§ Exercise materials:
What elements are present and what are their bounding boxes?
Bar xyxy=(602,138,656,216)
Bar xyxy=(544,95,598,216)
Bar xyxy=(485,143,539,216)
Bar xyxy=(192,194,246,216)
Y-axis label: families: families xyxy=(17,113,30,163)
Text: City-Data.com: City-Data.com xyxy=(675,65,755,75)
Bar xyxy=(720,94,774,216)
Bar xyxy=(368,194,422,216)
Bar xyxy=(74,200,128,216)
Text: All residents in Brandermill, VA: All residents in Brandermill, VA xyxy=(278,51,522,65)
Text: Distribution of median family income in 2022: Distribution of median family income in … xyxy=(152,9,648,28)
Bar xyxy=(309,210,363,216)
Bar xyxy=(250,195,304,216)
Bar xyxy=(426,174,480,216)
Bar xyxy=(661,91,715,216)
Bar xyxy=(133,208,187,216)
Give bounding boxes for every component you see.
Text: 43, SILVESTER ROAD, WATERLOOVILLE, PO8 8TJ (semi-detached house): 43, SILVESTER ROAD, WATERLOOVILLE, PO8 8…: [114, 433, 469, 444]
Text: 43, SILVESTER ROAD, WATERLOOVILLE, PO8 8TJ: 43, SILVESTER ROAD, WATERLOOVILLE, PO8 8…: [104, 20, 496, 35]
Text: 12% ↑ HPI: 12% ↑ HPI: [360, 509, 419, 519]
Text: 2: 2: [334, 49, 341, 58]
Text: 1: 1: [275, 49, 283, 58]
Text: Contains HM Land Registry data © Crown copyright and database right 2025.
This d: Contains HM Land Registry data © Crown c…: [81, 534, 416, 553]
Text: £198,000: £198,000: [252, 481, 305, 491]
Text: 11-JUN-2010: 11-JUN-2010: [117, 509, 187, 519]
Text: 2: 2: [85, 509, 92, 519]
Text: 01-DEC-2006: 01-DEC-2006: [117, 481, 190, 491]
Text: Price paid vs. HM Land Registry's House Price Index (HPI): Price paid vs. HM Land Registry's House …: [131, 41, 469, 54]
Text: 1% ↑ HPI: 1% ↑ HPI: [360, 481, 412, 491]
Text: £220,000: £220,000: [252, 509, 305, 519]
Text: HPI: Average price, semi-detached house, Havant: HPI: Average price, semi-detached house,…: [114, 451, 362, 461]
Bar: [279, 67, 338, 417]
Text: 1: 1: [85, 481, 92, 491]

§ Short task: Write out each line of the material above as a numbered list, omitting blank lines.

§ Reply to the exercise:
1. What elements are present and what are their bounding boxes?
2. Bar xyxy=(602,138,656,216)
3. Bar xyxy=(544,95,598,216)
4. Bar xyxy=(485,143,539,216)
5. Bar xyxy=(192,194,246,216)
6. Y-axis label: families: families xyxy=(17,113,30,163)
7. Text: City-Data.com: City-Data.com xyxy=(675,65,755,75)
8. Bar xyxy=(720,94,774,216)
9. Bar xyxy=(368,194,422,216)
10. Bar xyxy=(74,200,128,216)
11. Text: All residents in Brandermill, VA: All residents in Brandermill, VA xyxy=(278,51,522,65)
12. Text: Distribution of median family income in 2022: Distribution of median family income in … xyxy=(152,9,648,28)
13. Bar xyxy=(309,210,363,216)
14. Bar xyxy=(250,195,304,216)
15. Bar xyxy=(426,174,480,216)
16. Bar xyxy=(661,91,715,216)
17. Bar xyxy=(133,208,187,216)
18. Give bounding boxes for every component you see.
19. Text: 43, SILVESTER ROAD, WATERLOOVILLE, PO8 8TJ (semi-detached house): 43, SILVESTER ROAD, WATERLOOVILLE, PO8 8…: [114, 433, 469, 444]
20. Text: 43, SILVESTER ROAD, WATERLOOVILLE, PO8 8TJ: 43, SILVESTER ROAD, WATERLOOVILLE, PO8 8…: [104, 20, 496, 35]
21. Text: 12% ↑ HPI: 12% ↑ HPI: [360, 509, 419, 519]
22. Text: 2: 2: [334, 49, 341, 58]
23. Text: 1: 1: [275, 49, 283, 58]
24. Text: Contains HM Land Registry data © Crown copyright and database right 2025.
25. This d: Contains HM Land Registry data © Crown c…: [81, 534, 416, 553]
26. Text: £198,000: £198,000: [252, 481, 305, 491]
27. Text: 11-JUN-2010: 11-JUN-2010: [117, 509, 187, 519]
28. Text: 2: 2: [85, 509, 92, 519]
29. Text: 01-DEC-2006: 01-DEC-2006: [117, 481, 190, 491]
30. Text: Price paid vs. HM Land Registry's House Price Index (HPI): Price paid vs. HM Land Registry's House …: [131, 41, 469, 54]
31. Text: 1% ↑ HPI: 1% ↑ HPI: [360, 481, 412, 491]
32. Text: £220,000: £220,000: [252, 509, 305, 519]
33. Text: HPI: Average price, semi-detached house, Havant: HPI: Average price, semi-detached house,…: [114, 451, 362, 461]
34. Bar: [279, 67, 338, 417]
35. Text: 1: 1: [85, 481, 92, 491]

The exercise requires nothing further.